• **SHORT PROBLEM**
The lines to be set down run from the line containing "Extract all readable text from this page." through the final line of the data below; print them exactly and print nothing else.

• **DATA ROWS**

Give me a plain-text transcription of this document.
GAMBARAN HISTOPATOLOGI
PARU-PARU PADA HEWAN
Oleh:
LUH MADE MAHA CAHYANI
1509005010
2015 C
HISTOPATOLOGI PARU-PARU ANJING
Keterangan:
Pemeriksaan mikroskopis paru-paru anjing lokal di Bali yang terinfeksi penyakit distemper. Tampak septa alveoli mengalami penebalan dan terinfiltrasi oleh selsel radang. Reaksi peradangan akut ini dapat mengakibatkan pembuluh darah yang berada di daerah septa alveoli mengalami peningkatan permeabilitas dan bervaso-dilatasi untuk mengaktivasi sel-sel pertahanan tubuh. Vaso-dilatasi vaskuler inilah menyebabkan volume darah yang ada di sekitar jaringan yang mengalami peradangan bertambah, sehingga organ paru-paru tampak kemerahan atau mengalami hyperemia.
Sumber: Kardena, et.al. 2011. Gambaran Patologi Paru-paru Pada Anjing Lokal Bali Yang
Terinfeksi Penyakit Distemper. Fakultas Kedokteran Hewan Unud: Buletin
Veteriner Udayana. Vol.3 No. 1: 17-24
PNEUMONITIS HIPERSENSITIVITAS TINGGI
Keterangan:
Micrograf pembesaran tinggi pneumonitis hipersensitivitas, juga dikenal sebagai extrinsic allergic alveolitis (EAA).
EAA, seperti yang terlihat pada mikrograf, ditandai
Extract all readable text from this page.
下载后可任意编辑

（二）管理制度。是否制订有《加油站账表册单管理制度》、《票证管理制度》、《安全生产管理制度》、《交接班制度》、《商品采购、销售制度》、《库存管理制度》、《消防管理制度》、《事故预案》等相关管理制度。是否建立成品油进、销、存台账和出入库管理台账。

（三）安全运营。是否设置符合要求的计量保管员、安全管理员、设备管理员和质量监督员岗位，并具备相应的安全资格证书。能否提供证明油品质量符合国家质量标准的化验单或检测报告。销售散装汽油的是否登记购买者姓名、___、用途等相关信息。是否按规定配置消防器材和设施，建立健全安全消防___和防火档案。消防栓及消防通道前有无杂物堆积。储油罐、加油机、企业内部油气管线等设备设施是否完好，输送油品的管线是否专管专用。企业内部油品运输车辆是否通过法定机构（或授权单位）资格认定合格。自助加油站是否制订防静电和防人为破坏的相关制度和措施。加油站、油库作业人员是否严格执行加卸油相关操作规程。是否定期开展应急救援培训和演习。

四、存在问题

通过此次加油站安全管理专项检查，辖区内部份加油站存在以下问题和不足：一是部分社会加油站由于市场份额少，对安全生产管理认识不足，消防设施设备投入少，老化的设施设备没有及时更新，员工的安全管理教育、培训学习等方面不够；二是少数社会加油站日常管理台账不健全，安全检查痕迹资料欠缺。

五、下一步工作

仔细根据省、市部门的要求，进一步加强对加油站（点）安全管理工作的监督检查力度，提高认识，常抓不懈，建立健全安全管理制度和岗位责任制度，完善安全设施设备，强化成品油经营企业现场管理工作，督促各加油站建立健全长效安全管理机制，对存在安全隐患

• **CORRECT RESPONSE**
Extract all readable text from this page.
下载后可任意编辑

（二）管理制度。是否制订有《加油站账表册单管理制度》、《票证管理制度》、《安全生产管理制度》、《交接班制度》、《商品采购、销售制度》、《库存管理制度》、《消防管理制度》、《事故预案》等相关管理制度。是否建立成品油进、销、存台账和出入库管理台账。

（三）安全运营。是否设置符合要求的计量保管员、安全管理员、设备管理员和质量监督员岗位，并具备相应的安全资格证书。能否提供证明油品质量符合国家质量标准的化验单或检测报告。销售散装汽油的是否登记购买者姓名、___、用途等相关信息。是否按规定配置消防器材和设施，建立健全安全消防___和防火档案。消防栓及消防通道前有无杂物堆积。储油罐、加油机、企业内部油气管线等设备设施是否完好，输送油品的管线是否专管专用。企业内部油品运输车辆是否通过法定机构（或授权单位）资格认定合格。自助加油站是否制订防静电和防人为破坏的相关制度和措施。加油站、油库作业人员是否严格执行加卸油相关操作规程。是否定期开展应急救援培训和演习。

四、存在问题

通过此次加油站安全管理专项检查，辖区内部份加油站存在以下问题和不足：一是部分社会加油站由于市场份额少，对安全生产管理认识不足，消防设施设备投入少，老化的设施设备没有及时更新，员工的安全管理教育、培训学习等方面不够；二是少数社会加油站日常管理台账不健全，安全检查痕迹资料欠缺。

五、下一步工作

仔细根据省、市部门的要求，进一步加强对加油站（点）安全管理工作的监督检查力度，提高认识，常抓不懈，建立健全安全管理制度和岗位责任制度，完善安全设施设备，强化成品油经营企业现场管理工作，督促各加油站建立健全长效安全管理机制，对存在安全隐患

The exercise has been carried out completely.